- Goal of the exercise: Each record below should be output verbatim, without pictures.

▬▬▬▬▬▬

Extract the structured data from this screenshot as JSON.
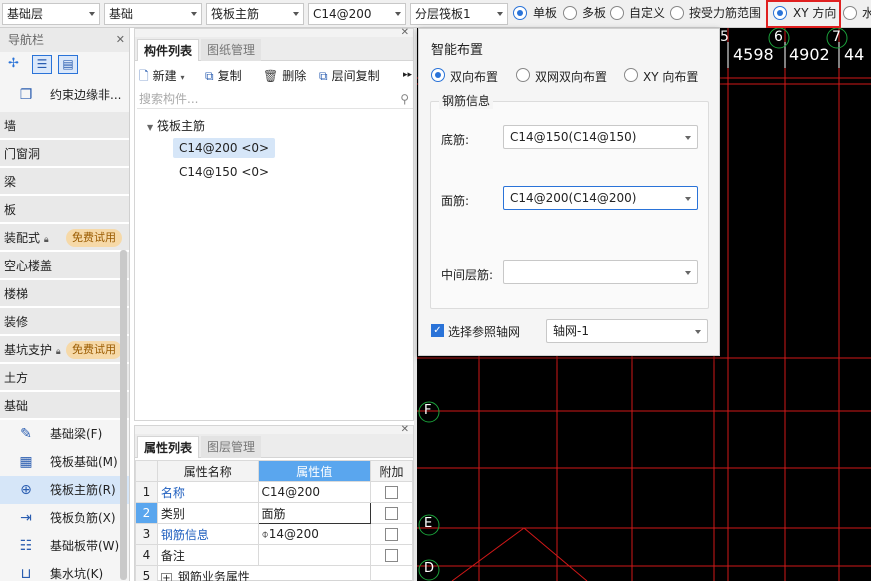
{
  "toolbar": {
    "layer": "基础层",
    "category": "基础",
    "component_type": "筏板主筋",
    "component": "C14@200",
    "sublayer": "分层筏板1",
    "radios": [
      "单板",
      "多板",
      "自定义",
      "按受力筋范围",
      "XY 方向",
      "水"
    ],
    "selected_radio": "单板"
  },
  "nav": {
    "title": "导航栏",
    "items": [
      {
        "label": "约束边缘非..."
      },
      {
        "label": "墙"
      },
      {
        "label": "门窗洞"
      },
      {
        "label": "梁"
      },
      {
        "label": "板"
      },
      {
        "label": "装配式",
        "badge": "免费试用"
      },
      {
        "label": "空心楼盖"
      },
      {
        "label": "楼梯"
      },
      {
        "label": "装修"
      },
      {
        "label": "基坑支护",
        "badge": "免费试用"
      },
      {
        "label": "土方"
      },
      {
        "label": "基础"
      },
      {
        "label": "基础梁(F)"
      },
      {
        "label": "筏板基础(M)"
      },
      {
        "label": "筏板主筋(R)"
      },
      {
        "label": "筏板负筋(X)"
      },
      {
        "label": "基础板带(W)"
      },
      {
        "label": "集水坑(K)"
      }
    ]
  },
  "component_list": {
    "tabs": [
      "构件列表",
      "图纸管理"
    ],
    "actions": [
      "新建",
      "复制",
      "删除",
      "层间复制"
    ],
    "search_placeholder": "搜索构件...",
    "tree_root": "筏板主筋",
    "items": [
      "C14@200 <0>",
      "C14@150 <0>"
    ]
  },
  "properties": {
    "tabs": [
      "属性列表",
      "图层管理"
    ],
    "headers": [
      "属性名称",
      "属性值",
      "附加"
    ],
    "rows": [
      {
        "no": "1",
        "name": "名称",
        "value": "C14@200"
      },
      {
        "no": "2",
        "name": "类别",
        "value": "面筋"
      },
      {
        "no": "3",
        "name": "钢筋信息",
        "value": "14@200"
      },
      {
        "no": "4",
        "name": "备注",
        "value": ""
      },
      {
        "no": "5",
        "name": "钢筋业务属性",
        "value": ""
      }
    ]
  },
  "dialog": {
    "title": "智能布置",
    "options": [
      "双向布置",
      "双网双向布置",
      "XY 向布置"
    ],
    "selected": "双向布置",
    "group_title": "钢筋信息",
    "bottom_label": "底筋:",
    "bottom_value": "C14@150(C14@150)",
    "top_label": "面筋:",
    "top_value": "C14@200(C14@200)",
    "middle_label": "中间层筋:",
    "middle_value": "",
    "axis_check_label": "选择参照轴网",
    "axis_value": "轴网-1"
  },
  "canvas": {
    "col_labels": [
      "5",
      "6",
      "7"
    ],
    "dims": [
      "4598",
      "4902",
      "44"
    ],
    "row_labels": [
      "F",
      "E",
      "D"
    ]
  },
  "colors": {
    "accent": "#2a73d8",
    "highlight": "#e02020",
    "grid": "#d01818",
    "axis": "#1aa13a"
  }
}
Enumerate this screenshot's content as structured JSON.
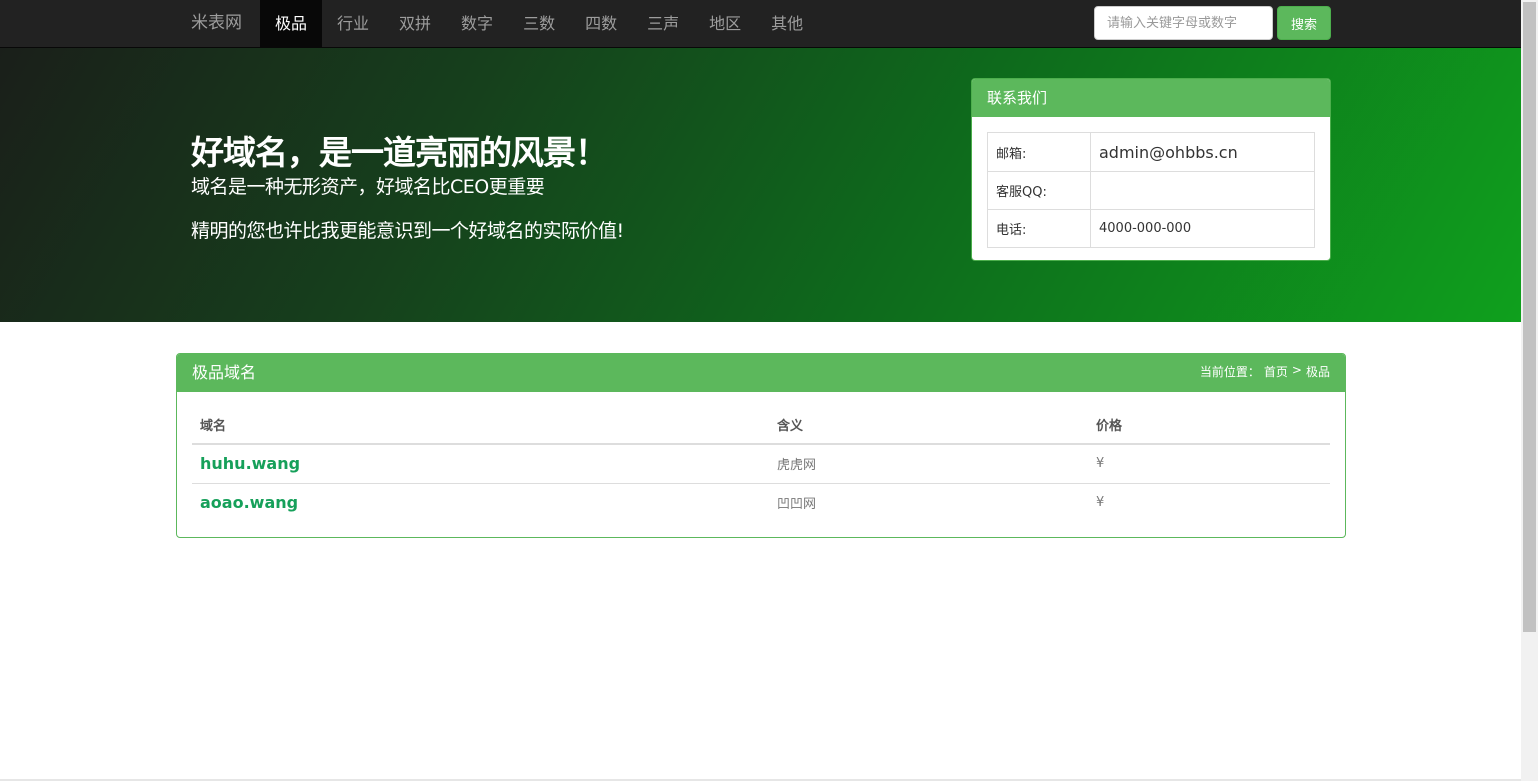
{
  "navbar": {
    "brand": "米表网",
    "items": [
      {
        "label": "极品",
        "active": true
      },
      {
        "label": "行业",
        "active": false
      },
      {
        "label": "双拼",
        "active": false
      },
      {
        "label": "数字",
        "active": false
      },
      {
        "label": "三数",
        "active": false
      },
      {
        "label": "四数",
        "active": false
      },
      {
        "label": "三声",
        "active": false
      },
      {
        "label": "地区",
        "active": false
      },
      {
        "label": "其他",
        "active": false
      }
    ],
    "search_placeholder": "请输入关键字母或数字",
    "search_value": "",
    "search_button": "搜索"
  },
  "hero": {
    "title": "好域名，是一道亮丽的风景！",
    "subtitle": "域名是一种无形资产，好域名比CEO更重要",
    "subtitle2": "精明的您也许比我更能意识到一个好域名的实际价值!"
  },
  "contact": {
    "title": "联系我们",
    "rows": [
      {
        "key": "邮箱:",
        "value": "admin@ohbbs.cn"
      },
      {
        "key": "客服QQ:",
        "value": ""
      },
      {
        "key": "电话:",
        "value": "4000-000-000"
      }
    ]
  },
  "domains": {
    "title": "极品域名",
    "breadcrumb": {
      "prefix": "当前位置：",
      "home": "首页",
      "sep": ">",
      "current": "极品"
    },
    "columns": [
      "域名",
      "含义",
      "价格"
    ],
    "rows": [
      {
        "domain": "huhu.wang",
        "meaning": "虎虎网",
        "price": "¥"
      },
      {
        "domain": "aoao.wang",
        "meaning": "凹凹网",
        "price": "¥"
      }
    ]
  },
  "colors": {
    "navbar": "#222222",
    "accent": "#5cb85c",
    "link": "#16a05a",
    "hero_end": "#0fa01d"
  }
}
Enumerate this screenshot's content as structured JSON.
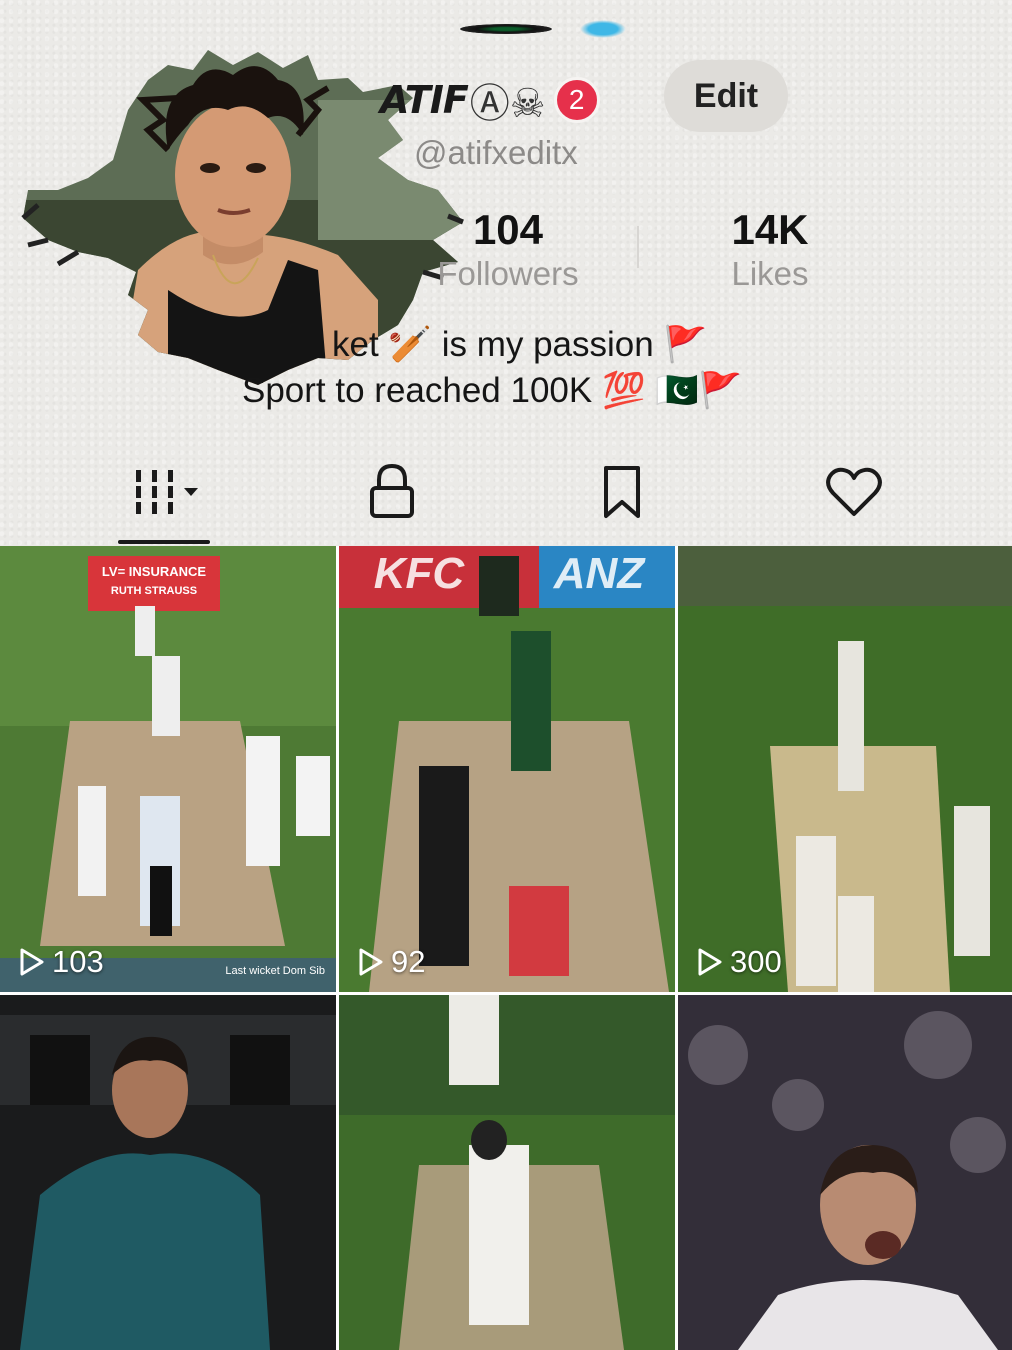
{
  "profile": {
    "display_name": "ATIF",
    "name_decoration": "Ⓐ☠",
    "notification_count": "2",
    "handle": "@atifxeditx",
    "edit_label": "Edit"
  },
  "stats": {
    "followers_value": "104",
    "followers_label": "Followers",
    "likes_value": "14K",
    "likes_label": "Likes"
  },
  "bio": {
    "line1": "ket 🏏 is my passion 🚩",
    "line2": "Sport to reached 100K 💯 🇵🇰🚩"
  },
  "tabs": [
    {
      "icon": "videos-grid-icon",
      "active": true
    },
    {
      "icon": "lock-icon",
      "active": false
    },
    {
      "icon": "bookmark-icon",
      "active": false
    },
    {
      "icon": "heart-icon",
      "active": false
    }
  ],
  "videos": [
    {
      "views": "103",
      "scene": "cricket-test-match-bowler",
      "overlay_text": "LV= INSURANCE",
      "overlay_text2": "RUTH STRAUSS",
      "caption": "Last wicket Dom Sib"
    },
    {
      "views": "92",
      "scene": "cricket-bowler-number-38",
      "overlay_text": "KFC",
      "overlay_text2": "ANZ"
    },
    {
      "views": "300",
      "scene": "cricket-test-match-wide"
    },
    {
      "scene": "man-teal-kurta"
    },
    {
      "scene": "cricket-batsman-white"
    },
    {
      "scene": "footballer-celebration"
    }
  ],
  "colors": {
    "badge": "#e6304b",
    "background": "#ebeae7",
    "pitch_green": "#3f6b2c"
  }
}
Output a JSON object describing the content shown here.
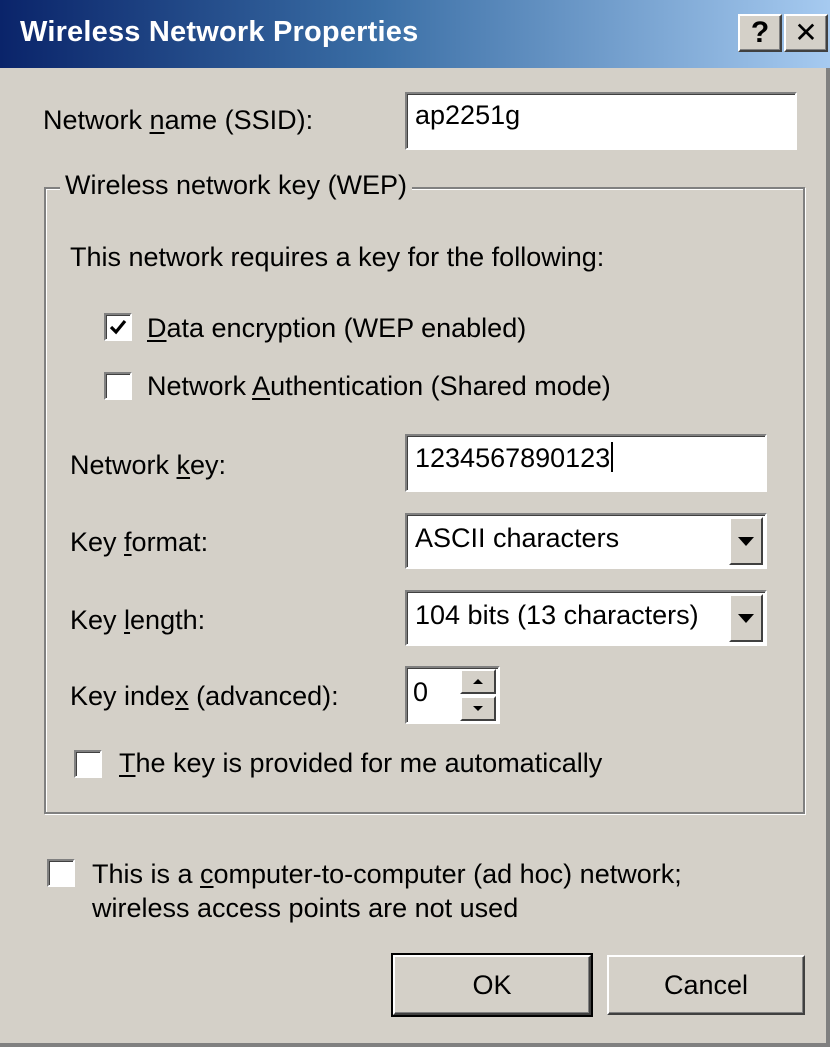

▬▬▬▬▬▬

- Full output:
Extract the structured data from this screenshot as JSON.
{
  "toolbar": {
    "layer": "基础层",
    "category": "基础",
    "component_type": "筏板主筋",
    "component": "C14@200",
    "sublayer": "分层筏板1",
    "radios": [
      "单板",
      "多板",
      "自定义",
      "按受力筋范围",
      "XY 方向",
      "水"
    ],
    "selected_radio": "单板"
  },
  "nav": {
    "title": "导航栏",
    "items": [
      {
        "label": "约束边缘非..."
      },
      {
        "label": "墙"
      },
      {
        "label": "门窗洞"
      },
      {
        "label": "梁"
      },
      {
        "label": "板"
      },
      {
        "label": "装配式",
        "badge": "免费试用"
      },
      {
        "label": "空心楼盖"
      },
      {
        "label": "楼梯"
      },
      {
        "label": "装修"
      },
      {
        "label": "基坑支护",
        "badge": "免费试用"
      },
      {
        "label": "土方"
      },
      {
        "label": "基础"
      },
      {
        "label": "基础梁(F)"
      },
      {
        "label": "筏板基础(M)"
      },
      {
        "label": "筏板主筋(R)"
      },
      {
        "label": "筏板负筋(X)"
      },
      {
        "label": "基础板带(W)"
      },
      {
        "label": "集水坑(K)"
      }
    ]
  },
  "component_list": {
    "tabs": [
      "构件列表",
      "图纸管理"
    ],
    "actions": [
      "新建",
      "复制",
      "删除",
      "层间复制"
    ],
    "search_placeholder": "搜索构件...",
    "tree_root": "筏板主筋",
    "items": [
      "C14@200 <0>",
      "C14@150 <0>"
    ]
  },
  "properties": {
    "tabs": [
      "属性列表",
      "图层管理"
    ],
    "headers": [
      "属性名称",
      "属性值",
      "附加"
    ],
    "rows": [
      {
        "no": "1",
        "name": "名称",
        "value": "C14@200"
      },
      {
        "no": "2",
        "name": "类别",
        "value": "面筋"
      },
      {
        "no": "3",
        "name": "钢筋信息",
        "value": "14@200"
      },
      {
        "no": "4",
        "name": "备注",
        "value": ""
      },
      {
        "no": "5",
        "name": "钢筋业务属性",
        "value": ""
      }
    ]
  },
  "dialog": {
    "title": "智能布置",
    "options": [
      "双向布置",
      "双网双向布置",
      "XY 向布置"
    ],
    "selected": "双向布置",
    "group_title": "钢筋信息",
    "bottom_label": "底筋:",
    "bottom_value": "C14@150(C14@150)",
    "top_label": "面筋:",
    "top_value": "C14@200(C14@200)",
    "middle_label": "中间层筋:",
    "middle_value": "",
    "axis_check_label": "选择参照轴网",
    "axis_value": "轴网-1"
  },
  "canvas": {
    "col_labels": [
      "5",
      "6",
      "7"
    ],
    "dims": [
      "4598",
      "4902",
      "44"
    ],
    "row_labels": [
      "F",
      "E",
      "D"
    ]
  },
  "colors": {
    "accent": "#2a73d8",
    "highlight": "#e02020",
    "grid": "#d01818",
    "axis": "#1aa13a"
  }
}
Enumerate this screenshot's content as structured JSON.
{
  "navbar": {
    "brand": "米表网",
    "items": [
      {
        "label": "极品",
        "active": true
      },
      {
        "label": "行业",
        "active": false
      },
      {
        "label": "双拼",
        "active": false
      },
      {
        "label": "数字",
        "active": false
      },
      {
        "label": "三数",
        "active": false
      },
      {
        "label": "四数",
        "active": false
      },
      {
        "label": "三声",
        "active": false
      },
      {
        "label": "地区",
        "active": false
      },
      {
        "label": "其他",
        "active": false
      }
    ],
    "search_placeholder": "请输入关键字母或数字",
    "search_value": "",
    "search_button": "搜索"
  },
  "hero": {
    "title": "好域名，是一道亮丽的风景！",
    "subtitle": "域名是一种无形资产，好域名比CEO更重要",
    "subtitle2": "精明的您也许比我更能意识到一个好域名的实际价值!"
  },
  "contact": {
    "title": "联系我们",
    "rows": [
      {
        "key": "邮箱:",
        "value": "admin@ohbbs.cn"
      },
      {
        "key": "客服QQ:",
        "value": ""
      },
      {
        "key": "电话:",
        "value": "4000-000-000"
      }
    ]
  },
  "domains": {
    "title": "极品域名",
    "breadcrumb": {
      "prefix": "当前位置：",
      "home": "首页",
      "sep": ">",
      "current": "极品"
    },
    "columns": [
      "域名",
      "含义",
      "价格"
    ],
    "rows": [
      {
        "domain": "huhu.wang",
        "meaning": "虎虎网",
        "price": "¥"
      },
      {
        "domain": "aoao.wang",
        "meaning": "凹凹网",
        "price": "¥"
      }
    ]
  },
  "colors": {
    "navbar": "#222222",
    "accent": "#5cb85c",
    "link": "#16a05a",
    "hero_end": "#0fa01d"
  }
}
Enumerate this screenshot's content as structured JSON.
{
  "profile": {
    "display_name": "ATIF",
    "name_decoration": "Ⓐ☠",
    "notification_count": "2",
    "handle": "@atifxeditx",
    "edit_label": "Edit"
  },
  "stats": {
    "followers_value": "104",
    "followers_label": "Followers",
    "likes_value": "14K",
    "likes_label": "Likes"
  },
  "bio": {
    "line1": "ket 🏏 is my passion 🚩",
    "line2": "Sport to reached 100K 💯 🇵🇰🚩"
  },
  "tabs": [
    {
      "icon": "videos-grid-icon",
      "active": true
    },
    {
      "icon": "lock-icon",
      "active": false
    },
    {
      "icon": "bookmark-icon",
      "active": false
    },
    {
      "icon": "heart-icon",
      "active": false
    }
  ],
  "videos": [
    {
      "views": "103",
      "scene": "cricket-test-match-bowler",
      "overlay_text": "LV= INSURANCE",
      "overlay_text2": "RUTH STRAUSS",
      "caption": "Last wicket Dom Sib"
    },
    {
      "views": "92",
      "scene": "cricket-bowler-number-38",
      "overlay_text": "KFC",
      "overlay_text2": "ANZ"
    },
    {
      "views": "300",
      "scene": "cricket-test-match-wide"
    },
    {
      "scene": "man-teal-kurta"
    },
    {
      "scene": "cricket-batsman-white"
    },
    {
      "scene": "footballer-celebration"
    }
  ],
  "colors": {
    "badge": "#e6304b",
    "background": "#ebeae7",
    "pitch_green": "#3f6b2c"
  }
}
Output a JSON object describing the content shown here.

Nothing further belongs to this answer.